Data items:
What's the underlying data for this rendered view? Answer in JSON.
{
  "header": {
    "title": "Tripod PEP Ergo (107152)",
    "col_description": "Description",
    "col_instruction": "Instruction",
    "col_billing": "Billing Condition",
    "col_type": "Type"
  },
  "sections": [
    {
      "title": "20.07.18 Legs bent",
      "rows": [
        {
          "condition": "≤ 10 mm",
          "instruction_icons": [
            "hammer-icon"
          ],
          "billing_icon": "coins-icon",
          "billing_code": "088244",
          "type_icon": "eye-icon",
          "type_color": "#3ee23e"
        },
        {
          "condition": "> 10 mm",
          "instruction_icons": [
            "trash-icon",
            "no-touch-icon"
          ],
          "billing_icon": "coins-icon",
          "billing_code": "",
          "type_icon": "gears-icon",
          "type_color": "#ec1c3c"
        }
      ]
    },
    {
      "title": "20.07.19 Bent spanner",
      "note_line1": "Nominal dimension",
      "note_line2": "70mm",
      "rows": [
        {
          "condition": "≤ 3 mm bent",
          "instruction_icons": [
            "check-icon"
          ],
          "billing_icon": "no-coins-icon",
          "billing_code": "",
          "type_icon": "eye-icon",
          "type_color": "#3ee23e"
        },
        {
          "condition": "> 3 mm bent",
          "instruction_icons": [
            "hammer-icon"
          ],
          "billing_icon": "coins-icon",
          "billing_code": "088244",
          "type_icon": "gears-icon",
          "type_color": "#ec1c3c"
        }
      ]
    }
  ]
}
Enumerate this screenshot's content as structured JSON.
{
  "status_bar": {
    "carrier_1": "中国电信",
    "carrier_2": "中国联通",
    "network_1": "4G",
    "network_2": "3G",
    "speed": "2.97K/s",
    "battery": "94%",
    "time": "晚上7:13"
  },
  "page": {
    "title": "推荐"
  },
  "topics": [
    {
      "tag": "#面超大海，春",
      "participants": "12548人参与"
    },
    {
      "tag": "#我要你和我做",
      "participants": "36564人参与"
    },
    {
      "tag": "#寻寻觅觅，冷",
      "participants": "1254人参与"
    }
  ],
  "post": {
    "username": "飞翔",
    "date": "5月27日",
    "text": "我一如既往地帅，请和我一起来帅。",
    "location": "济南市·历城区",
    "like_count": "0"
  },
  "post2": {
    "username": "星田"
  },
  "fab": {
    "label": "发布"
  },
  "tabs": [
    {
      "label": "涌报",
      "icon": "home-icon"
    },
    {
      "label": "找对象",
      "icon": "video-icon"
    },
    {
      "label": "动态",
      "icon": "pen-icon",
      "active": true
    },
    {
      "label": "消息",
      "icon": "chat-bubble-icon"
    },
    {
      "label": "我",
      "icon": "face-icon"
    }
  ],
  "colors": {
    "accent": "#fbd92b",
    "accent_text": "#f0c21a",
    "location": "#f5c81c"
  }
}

■ Objective ■
Can you give every line above again, exactly as written?

■ Correct answer ■
What's the underlying data for this rendered view? Answer in JSON.
{
  "header": {
    "title": "Tripod PEP Ergo (107152)",
    "col_description": "Description",
    "col_instruction": "Instruction",
    "col_billing": "Billing Condition",
    "col_type": "Type"
  },
  "sections": [
    {
      "title": "20.07.18 Legs bent",
      "rows": [
        {
          "condition": "≤ 10 mm",
          "instruction_icons": [
            "hammer-icon"
          ],
          "billing_icon": "coins-icon",
          "billing_code": "088244",
          "type_icon": "eye-icon",
          "type_color": "#3ee23e"
        },
        {
          "condition": "> 10 mm",
          "instruction_icons": [
            "trash-icon",
            "no-touch-icon"
          ],
          "billing_icon": "coins-icon",
          "billing_code": "",
          "type_icon": "gears-icon",
          "type_color": "#ec1c3c"
        }
      ]
    },
    {
      "title": "20.07.19 Bent spanner",
      "note_line1": "Nominal dimension",
      "note_line2": "70mm",
      "rows": [
        {
          "condition": "≤ 3 mm bent",
          "instruction_icons": [
            "check-icon"
          ],
          "billing_icon": "no-coins-icon",
          "billing_code": "",
          "type_icon": "eye-icon",
          "type_color": "#3ee23e"
        },
        {
          "condition": "> 3 mm bent",
          "instruction_icons": [
            "hammer-icon"
          ],
          "billing_icon": "coins-icon",
          "billing_code": "088244",
          "type_icon": "gears-icon",
          "type_color": "#ec1c3c"
        }
      ]
    }
  ]
}
Enumerate this screenshot's content as structured JSON.
{
  "status_bar": {
    "carrier_1": "中国电信",
    "carrier_2": "中国联通",
    "network_1": "4G",
    "network_2": "3G",
    "speed": "2.97K/s",
    "battery": "94%",
    "time": "晚上7:13"
  },
  "page": {
    "title": "推荐"
  },
  "topics": [
    {
      "tag": "#面超大海，春",
      "participants": "12548人参与"
    },
    {
      "tag": "#我要你和我做",
      "participants": "36564人参与"
    },
    {
      "tag": "#寻寻觅觅，冷",
      "participants": "1254人参与"
    }
  ],
  "post": {
    "username": "飞翔",
    "date": "5月27日",
    "text": "我一如既往地帅，请和我一起来帅。",
    "location": "济南市·历城区",
    "like_count": "0"
  },
  "post2": {
    "username": "星田"
  },
  "fab": {
    "label": "发布"
  },
  "tabs": [
    {
      "label": "涌报",
      "icon": "home-icon"
    },
    {
      "label": "找对象",
      "icon": "video-icon"
    },
    {
      "label": "动态",
      "icon": "pen-icon",
      "active": true
    },
    {
      "label": "消息",
      "icon": "chat-bubble-icon"
    },
    {
      "label": "我",
      "icon": "face-icon"
    }
  ],
  "colors": {
    "accent": "#fbd92b",
    "accent_text": "#f0c21a",
    "location": "#f5c81c"
  }
}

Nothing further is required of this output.